- [WHAT TO DO]: Word for word, set down the records and skip each picture.

(Figure content listings)
= = = = = = =

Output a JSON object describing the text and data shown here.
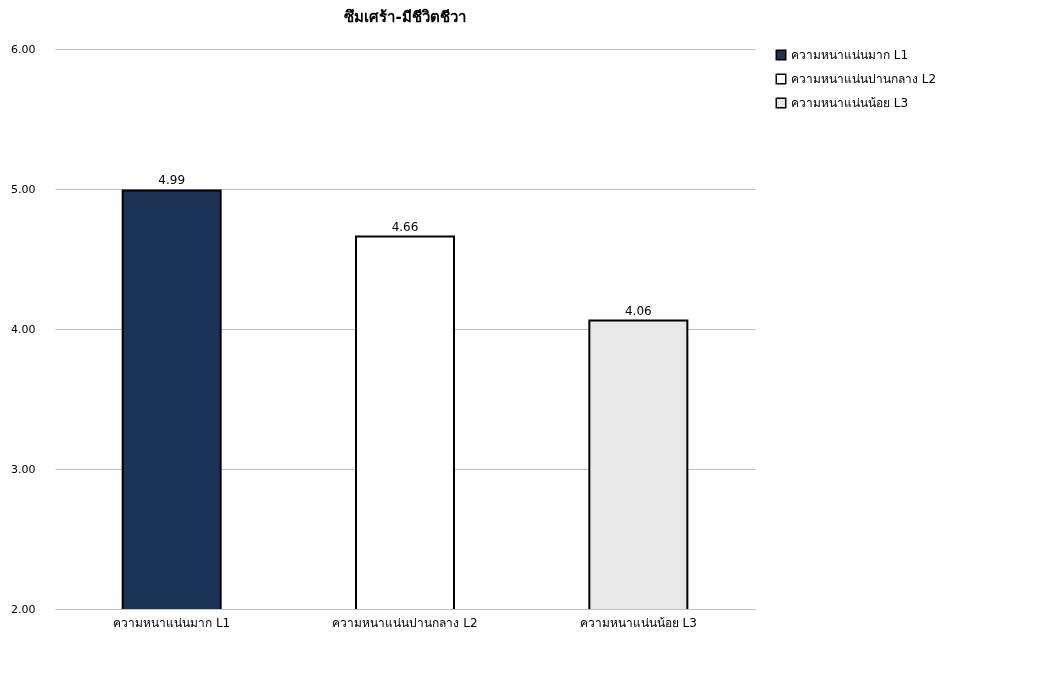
{
  "chart_data": {
    "type": "bar",
    "title": "ซึมเศร้า-มีชีวิตชีวา",
    "categories": [
      "ความหนาแน่นมาก L1",
      "ความหนาแน่นปานกลาง L2",
      "ความหนาแน่นน้อย L3"
    ],
    "series": [
      {
        "name": "ความหนาแน่นมาก L1",
        "color": "#1a3357",
        "values": [
          4.99,
          null,
          null
        ]
      },
      {
        "name": "ความหนาแน่นปานกลาง L2",
        "color": "#ffffff",
        "values": [
          null,
          4.66,
          null
        ]
      },
      {
        "name": "ความหนาแน่นน้อย L3",
        "color": "#e8e8e8",
        "values": [
          null,
          null,
          4.06
        ]
      }
    ],
    "ylim": [
      2,
      6
    ],
    "yticks": [
      {
        "value": 2,
        "label": "2.00"
      },
      {
        "value": 3,
        "label": "3.00"
      },
      {
        "value": 4,
        "label": "4.00"
      },
      {
        "value": 5,
        "label": "5.00"
      },
      {
        "value": 6,
        "label": "6.00"
      }
    ],
    "grid": "y",
    "legend": "right",
    "data_labels": true
  }
}
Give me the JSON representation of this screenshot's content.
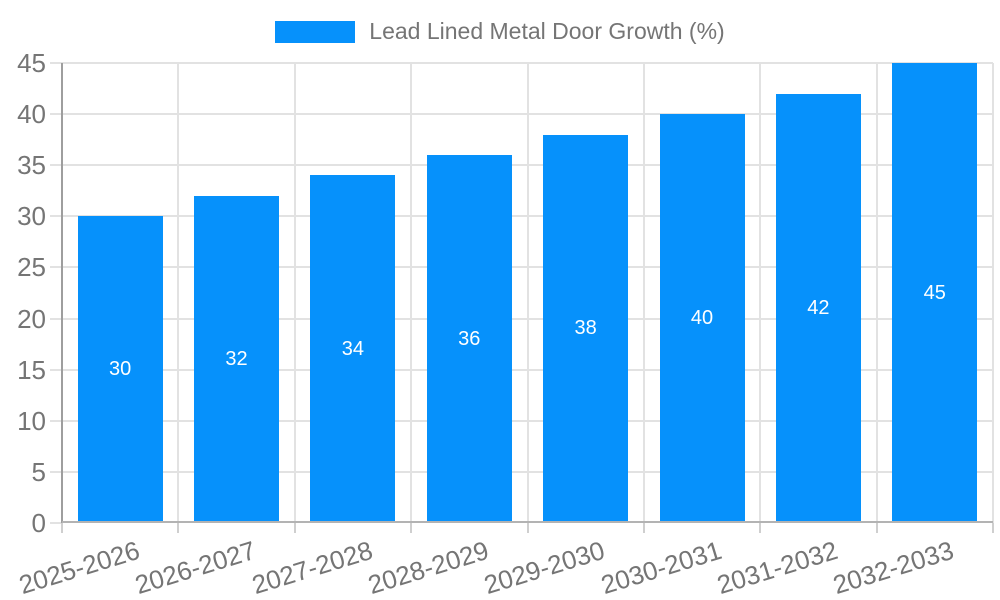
{
  "legend": {
    "label": "Lead Lined Metal Door Growth (%)"
  },
  "chart_data": {
    "type": "bar",
    "title": "Lead Lined Metal Door Growth (%)",
    "categories": [
      "2025-2026",
      "2026-2027",
      "2027-2028",
      "2028-2029",
      "2029-2030",
      "2030-2031",
      "2031-2032",
      "2032-2033"
    ],
    "values": [
      30,
      32,
      34,
      36,
      38,
      40,
      42,
      45
    ],
    "xlabel": "",
    "ylabel": "",
    "ylim": [
      0,
      45
    ],
    "ytick_step": 5,
    "yticks": [
      0,
      5,
      10,
      15,
      20,
      25,
      30,
      35,
      40,
      45
    ],
    "grid": true,
    "legend_position": "top",
    "xtick_rotation_deg": -17,
    "colors": {
      "bar": "#0691fb",
      "bar_label": "#ffffff",
      "axis_text": "#757575",
      "gridline": "#e2e2e2",
      "y_axis_line": "#9e9e9e",
      "x_axis_line": "#b3b3b3"
    }
  }
}
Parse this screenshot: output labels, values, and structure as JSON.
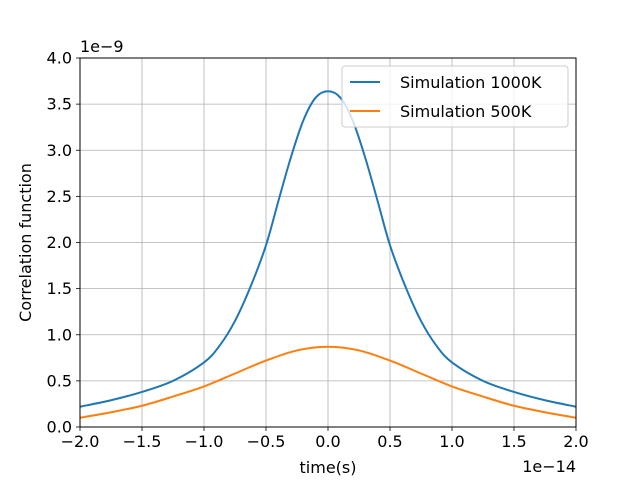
{
  "chart_data": {
    "type": "line",
    "title": "",
    "xlabel": "time(s)",
    "ylabel": "Correlation function",
    "x_offset_label": "1e−14",
    "y_offset_label": "1e−9",
    "xlim": [
      -2.0,
      2.0
    ],
    "ylim": [
      0.0,
      4.0
    ],
    "x_ticks": [
      -2.0,
      -1.5,
      -1.0,
      -0.5,
      0.0,
      0.5,
      1.0,
      1.5,
      2.0
    ],
    "x_tick_labels": [
      "−2.0",
      "−1.5",
      "−1.0",
      "−0.5",
      "0.0",
      "0.5",
      "1.0",
      "1.5",
      "2.0"
    ],
    "y_ticks": [
      0.0,
      0.5,
      1.0,
      1.5,
      2.0,
      2.5,
      3.0,
      3.5,
      4.0
    ],
    "y_tick_labels": [
      "0.0",
      "0.5",
      "1.0",
      "1.5",
      "2.0",
      "2.5",
      "3.0",
      "3.5",
      "4.0"
    ],
    "grid": true,
    "legend_position": "top-right",
    "series": [
      {
        "name": "Simulation 1000K",
        "color": "#1f77b4",
        "x": [
          -2.0,
          -1.75,
          -1.5,
          -1.25,
          -1.0,
          -0.875,
          -0.75,
          -0.625,
          -0.5,
          -0.4,
          -0.3,
          -0.2,
          -0.1,
          0.0,
          0.1,
          0.2,
          0.3,
          0.4,
          0.5,
          0.625,
          0.75,
          0.875,
          1.0,
          1.25,
          1.5,
          1.75,
          2.0
        ],
        "y": [
          0.22,
          0.29,
          0.38,
          0.5,
          0.7,
          0.88,
          1.15,
          1.52,
          1.97,
          2.45,
          2.92,
          3.32,
          3.57,
          3.64,
          3.57,
          3.32,
          2.92,
          2.45,
          1.97,
          1.52,
          1.15,
          0.88,
          0.7,
          0.5,
          0.38,
          0.29,
          0.22
        ]
      },
      {
        "name": "Simulation 500K",
        "color": "#ff7f0e",
        "x": [
          -2.0,
          -1.75,
          -1.5,
          -1.25,
          -1.0,
          -0.75,
          -0.5,
          -0.25,
          0.0,
          0.25,
          0.5,
          0.75,
          1.0,
          1.25,
          1.5,
          1.75,
          2.0
        ],
        "y": [
          0.1,
          0.16,
          0.23,
          0.33,
          0.44,
          0.58,
          0.72,
          0.83,
          0.87,
          0.83,
          0.72,
          0.58,
          0.44,
          0.33,
          0.23,
          0.16,
          0.1
        ]
      }
    ]
  }
}
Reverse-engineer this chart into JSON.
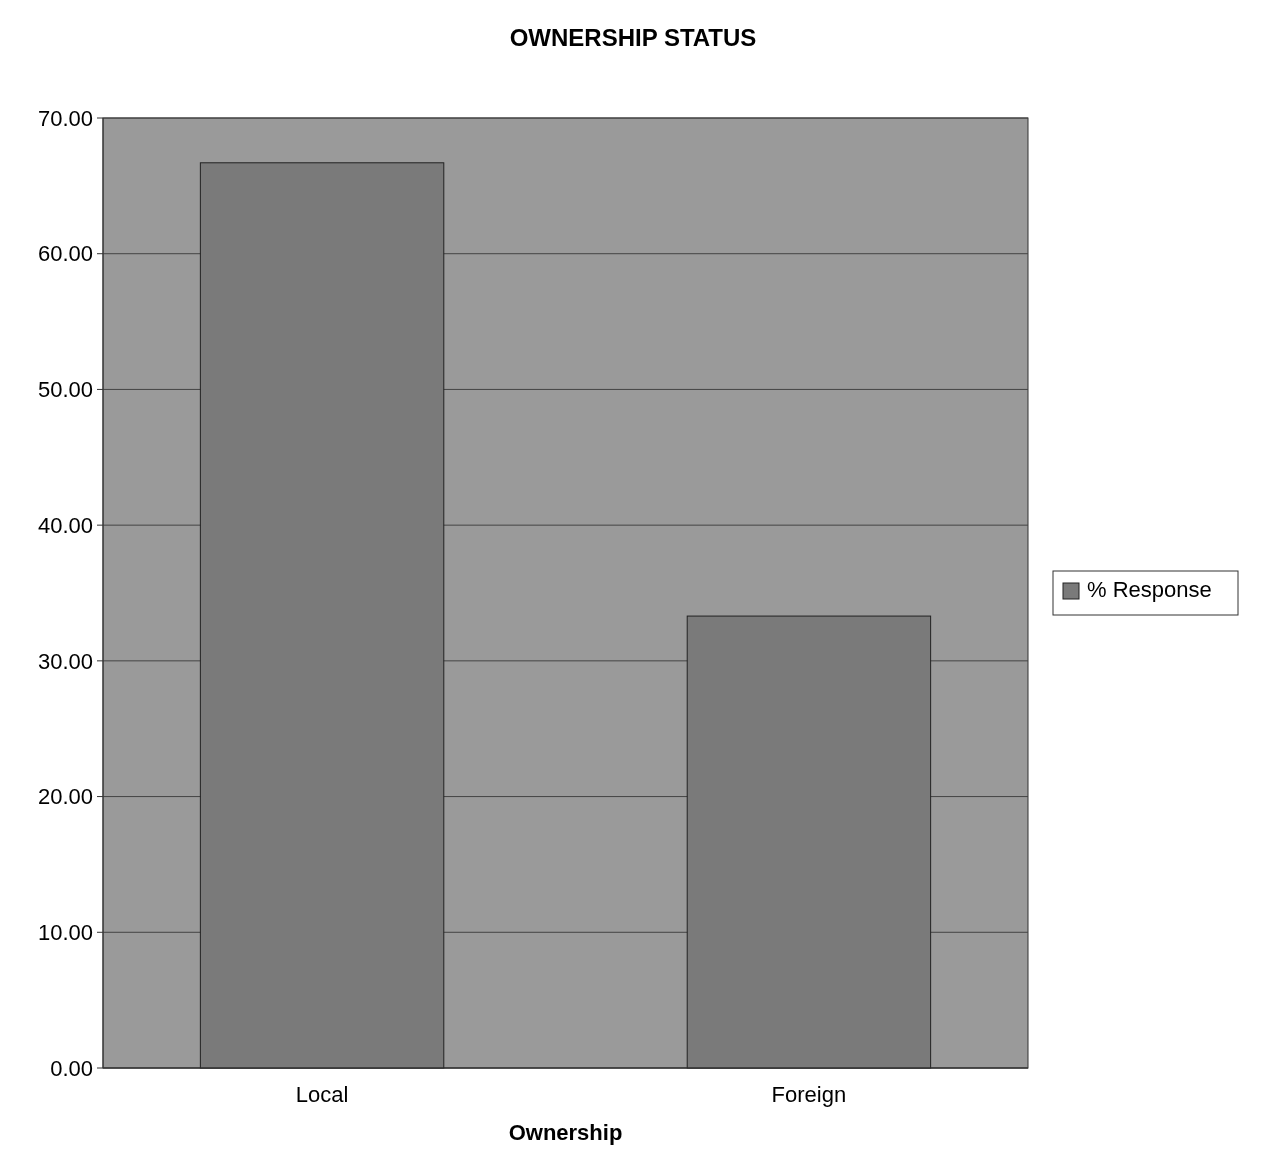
{
  "chart_data": {
    "type": "bar",
    "title": "OWNERSHIP STATUS",
    "xlabel": "Ownership",
    "categories": [
      "Local",
      "Foreign"
    ],
    "series": [
      {
        "name": "% Response",
        "color": "#7a7a7a",
        "values": [
          66.7,
          33.3
        ]
      }
    ],
    "ylim": [
      0,
      70
    ],
    "yticks": [
      {
        "value": 0,
        "label": "0.00"
      },
      {
        "value": 10,
        "label": "10.00"
      },
      {
        "value": 20,
        "label": "20.00"
      },
      {
        "value": 30,
        "label": "30.00"
      },
      {
        "value": 40,
        "label": "40.00"
      },
      {
        "value": 50,
        "label": "50.00"
      },
      {
        "value": 60,
        "label": "60.00"
      },
      {
        "value": 70,
        "label": "70.00"
      }
    ],
    "grid": "y",
    "legend": "right"
  }
}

= = = = = = =

- [TASK ANSWER]:
Output a JSON object describing the text and data shown here.
{
  "chart_data": {
    "type": "bar",
    "title": "ซึมเศร้า-มีชีวิตชีวา",
    "categories": [
      "ความหนาแน่นมาก L1",
      "ความหนาแน่นปานกลาง L2",
      "ความหนาแน่นน้อย L3"
    ],
    "series": [
      {
        "name": "ความหนาแน่นมาก L1",
        "color": "#1a3357",
        "values": [
          4.99,
          null,
          null
        ]
      },
      {
        "name": "ความหนาแน่นปานกลาง L2",
        "color": "#ffffff",
        "values": [
          null,
          4.66,
          null
        ]
      },
      {
        "name": "ความหนาแน่นน้อย L3",
        "color": "#e8e8e8",
        "values": [
          null,
          null,
          4.06
        ]
      }
    ],
    "ylim": [
      2,
      6
    ],
    "yticks": [
      {
        "value": 2,
        "label": "2.00"
      },
      {
        "value": 3,
        "label": "3.00"
      },
      {
        "value": 4,
        "label": "4.00"
      },
      {
        "value": 5,
        "label": "5.00"
      },
      {
        "value": 6,
        "label": "6.00"
      }
    ],
    "grid": "y",
    "legend": "right",
    "data_labels": true
  }
}
Give me the JSON representation of this screenshot's content.
{
  "legend": {
    "label": "Lead Lined Metal Door Growth (%)"
  },
  "chart_data": {
    "type": "bar",
    "title": "Lead Lined Metal Door Growth (%)",
    "categories": [
      "2025-2026",
      "2026-2027",
      "2027-2028",
      "2028-2029",
      "2029-2030",
      "2030-2031",
      "2031-2032",
      "2032-2033"
    ],
    "values": [
      30,
      32,
      34,
      36,
      38,
      40,
      42,
      45
    ],
    "xlabel": "",
    "ylabel": "",
    "ylim": [
      0,
      45
    ],
    "ytick_step": 5,
    "yticks": [
      0,
      5,
      10,
      15,
      20,
      25,
      30,
      35,
      40,
      45
    ],
    "grid": true,
    "legend_position": "top",
    "xtick_rotation_deg": -17,
    "colors": {
      "bar": "#0691fb",
      "bar_label": "#ffffff",
      "axis_text": "#757575",
      "gridline": "#e2e2e2",
      "y_axis_line": "#9e9e9e",
      "x_axis_line": "#b3b3b3"
    }
  }
}
Parse this screenshot: output labels, values, and structure as JSON.
{
  "chart_data": {
    "type": "line",
    "title": "",
    "xlabel": "time(s)",
    "ylabel": "Correlation function",
    "x_offset_label": "1e−14",
    "y_offset_label": "1e−9",
    "xlim": [
      -2.0,
      2.0
    ],
    "ylim": [
      0.0,
      4.0
    ],
    "x_ticks": [
      -2.0,
      -1.5,
      -1.0,
      -0.5,
      0.0,
      0.5,
      1.0,
      1.5,
      2.0
    ],
    "x_tick_labels": [
      "−2.0",
      "−1.5",
      "−1.0",
      "−0.5",
      "0.0",
      "0.5",
      "1.0",
      "1.5",
      "2.0"
    ],
    "y_ticks": [
      0.0,
      0.5,
      1.0,
      1.5,
      2.0,
      2.5,
      3.0,
      3.5,
      4.0
    ],
    "y_tick_labels": [
      "0.0",
      "0.5",
      "1.0",
      "1.5",
      "2.0",
      "2.5",
      "3.0",
      "3.5",
      "4.0"
    ],
    "grid": true,
    "legend_position": "top-right",
    "series": [
      {
        "name": "Simulation 1000K",
        "color": "#1f77b4",
        "x": [
          -2.0,
          -1.75,
          -1.5,
          -1.25,
          -1.0,
          -0.875,
          -0.75,
          -0.625,
          -0.5,
          -0.4,
          -0.3,
          -0.2,
          -0.1,
          0.0,
          0.1,
          0.2,
          0.3,
          0.4,
          0.5,
          0.625,
          0.75,
          0.875,
          1.0,
          1.25,
          1.5,
          1.75,
          2.0
        ],
        "y": [
          0.22,
          0.29,
          0.38,
          0.5,
          0.7,
          0.88,
          1.15,
          1.52,
          1.97,
          2.45,
          2.92,
          3.32,
          3.57,
          3.64,
          3.57,
          3.32,
          2.92,
          2.45,
          1.97,
          1.52,
          1.15,
          0.88,
          0.7,
          0.5,
          0.38,
          0.29,
          0.22
        ]
      },
      {
        "name": "Simulation 500K",
        "color": "#ff7f0e",
        "x": [
          -2.0,
          -1.75,
          -1.5,
          -1.25,
          -1.0,
          -0.75,
          -0.5,
          -0.25,
          0.0,
          0.25,
          0.5,
          0.75,
          1.0,
          1.25,
          1.5,
          1.75,
          2.0
        ],
        "y": [
          0.1,
          0.16,
          0.23,
          0.33,
          0.44,
          0.58,
          0.72,
          0.83,
          0.87,
          0.83,
          0.72,
          0.58,
          0.44,
          0.33,
          0.23,
          0.16,
          0.1
        ]
      }
    ]
  }
}
Reverse-engineer this chart into JSON.
{
  "chart_data": {
    "type": "bar",
    "title": "OWNERSHIP STATUS",
    "xlabel": "Ownership",
    "categories": [
      "Local",
      "Foreign"
    ],
    "series": [
      {
        "name": "% Response",
        "color": "#7a7a7a",
        "values": [
          66.7,
          33.3
        ]
      }
    ],
    "ylim": [
      0,
      70
    ],
    "yticks": [
      {
        "value": 0,
        "label": "0.00"
      },
      {
        "value": 10,
        "label": "10.00"
      },
      {
        "value": 20,
        "label": "20.00"
      },
      {
        "value": 30,
        "label": "30.00"
      },
      {
        "value": 40,
        "label": "40.00"
      },
      {
        "value": 50,
        "label": "50.00"
      },
      {
        "value": 60,
        "label": "60.00"
      },
      {
        "value": 70,
        "label": "70.00"
      }
    ],
    "grid": "y",
    "legend": "right"
  }
}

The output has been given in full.